▸ Goal:
Exclude any images and output the remaining records exactly.

Collected data entries:
§

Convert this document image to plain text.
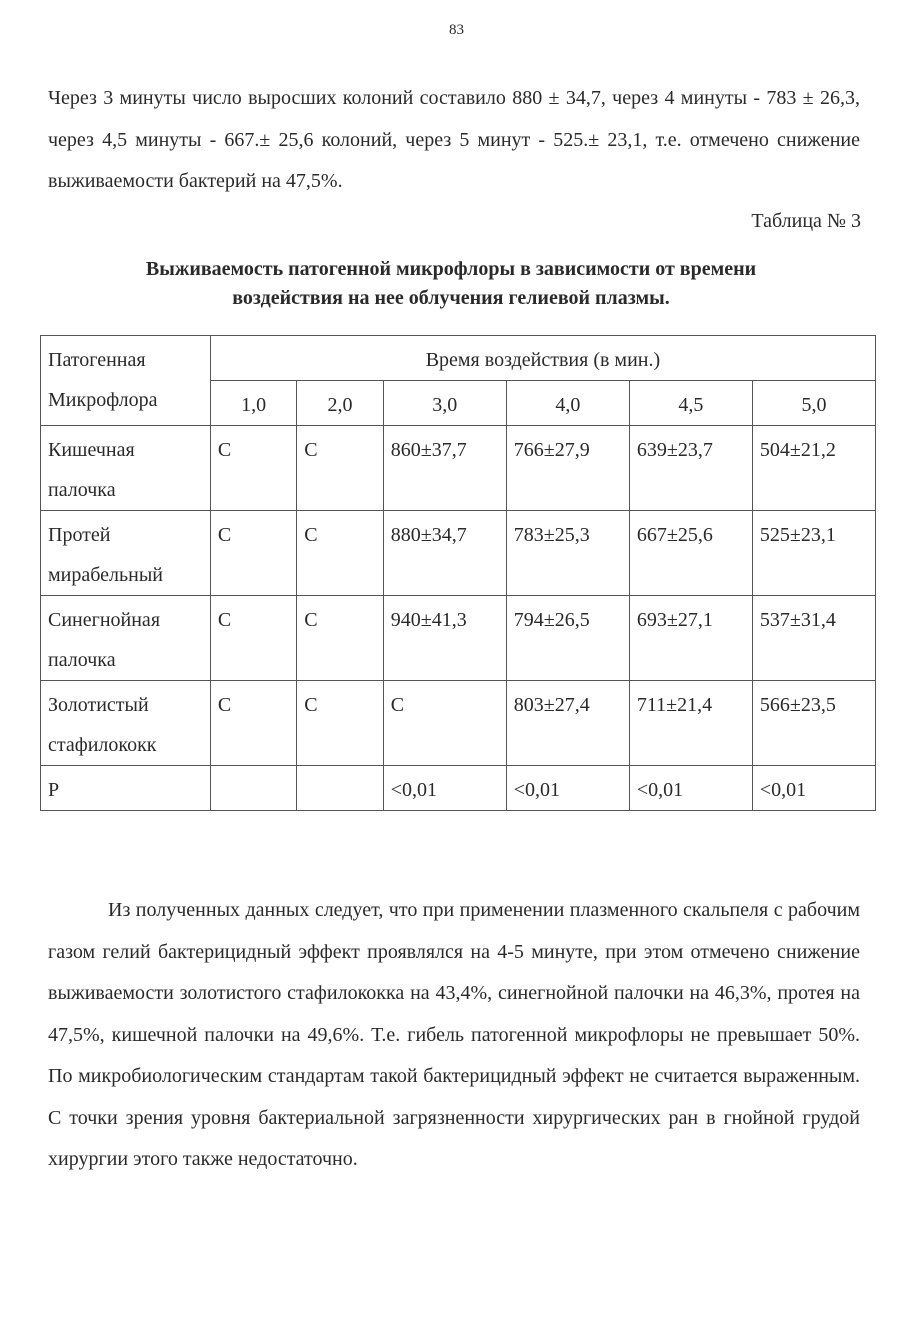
83

Через 3 минуты число выросших колоний составило 880 ± 34,7, через 4 минуты - 783 ± 26,3, через 4,5 минуты - 667.± 25,6 колоний, через 5 минут - 525.± 23,1, т.е. отмечено снижение выживаемости бактерий на 47,5%.

Таблица № 3
Выживаемость патогенной микрофлоры в зависимости от времени
воздействия на нее облучения гелиевой плазмы.
Патогенная
Микрофлора	Время воздействия (в мин.)					
	1,0	2,0	3,0	4,0	4,5	5,0

Кишечная
палочка	С	С	860±37,7	766±27,9	639±23,7	504±21,2

Протей
мирабельный	С	С	880±34,7	783±25,3	667±25,6	525±23,1

Синегнойная
палочка	С	С	940±41,3	794±26,5	693±27,1	537±31,4

Золотистый
стафилококк	С	С	С	803±27,4	711±21,4	566±23,5
Р			<0,01	<0,01	<0,01	<0,01

Из полученных данных следует, что при применении плазменного скальпеля с рабочим газом гелий бактерицидный эффект проявлялся на 4-5 минуте, при этом отмечено снижение выживаемости золотистого стафилококка на 43,4%, синегнойной палочки на 46,3%, протея на 47,5%, кишечной палочки на 49,6%. Т.е. гибель патогенной микрофлоры не превышает 50%. По микробиологическим стандартам такой бактерицидный эффект не считается выраженным. С точки зрения уровня бактериальной загрязненности хирургических ран в гнойной грудой хирургии этого также недостаточно.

§

▸ Exercise output:
Convert this document image to plain text.
83

Через 3 минуты число выросших колоний составило 880 ± 34,7, через 4 минуты - 783 ± 26,3, через 4,5 минуты - 667.± 25,6 колоний, через 5 минут - 525.± 23,1, т.е. отмечено снижение выживаемости бактерий на 47,5%.

Таблица № 3
Выживаемость патогенной микрофлоры в зависимости от времени
воздействия на нее облучения гелиевой плазмы.
Патогенная
Микрофлора	Время воздействия (в мин.)					
	1,0	2,0	3,0	4,0	4,5	5,0

Кишечная
палочка	С	С	860±37,7	766±27,9	639±23,7	504±21,2

Протей
мирабельный	С	С	880±34,7	783±25,3	667±25,6	525±23,1

Синегнойная
палочка	С	С	940±41,3	794±26,5	693±27,1	537±31,4

Золотистый
стафилококк	С	С	С	803±27,4	711±21,4	566±23,5
Р			<0,01	<0,01	<0,01	<0,01

Из полученных данных следует, что при применении плазменного скальпеля с рабочим газом гелий бактерицидный эффект проявлялся на 4-5 минуте, при этом отмечено снижение выживаемости золотистого стафилококка на 43,4%, синегнойной палочки на 46,3%, протея на 47,5%, кишечной палочки на 49,6%. Т.е. гибель патогенной микрофлоры не превышает 50%. По микробиологическим стандартам такой бактерицидный эффект не считается выраженным. С точки зрения уровня бактериальной загрязненности хирургических ран в гнойной грудой хирургии этого также недостаточно.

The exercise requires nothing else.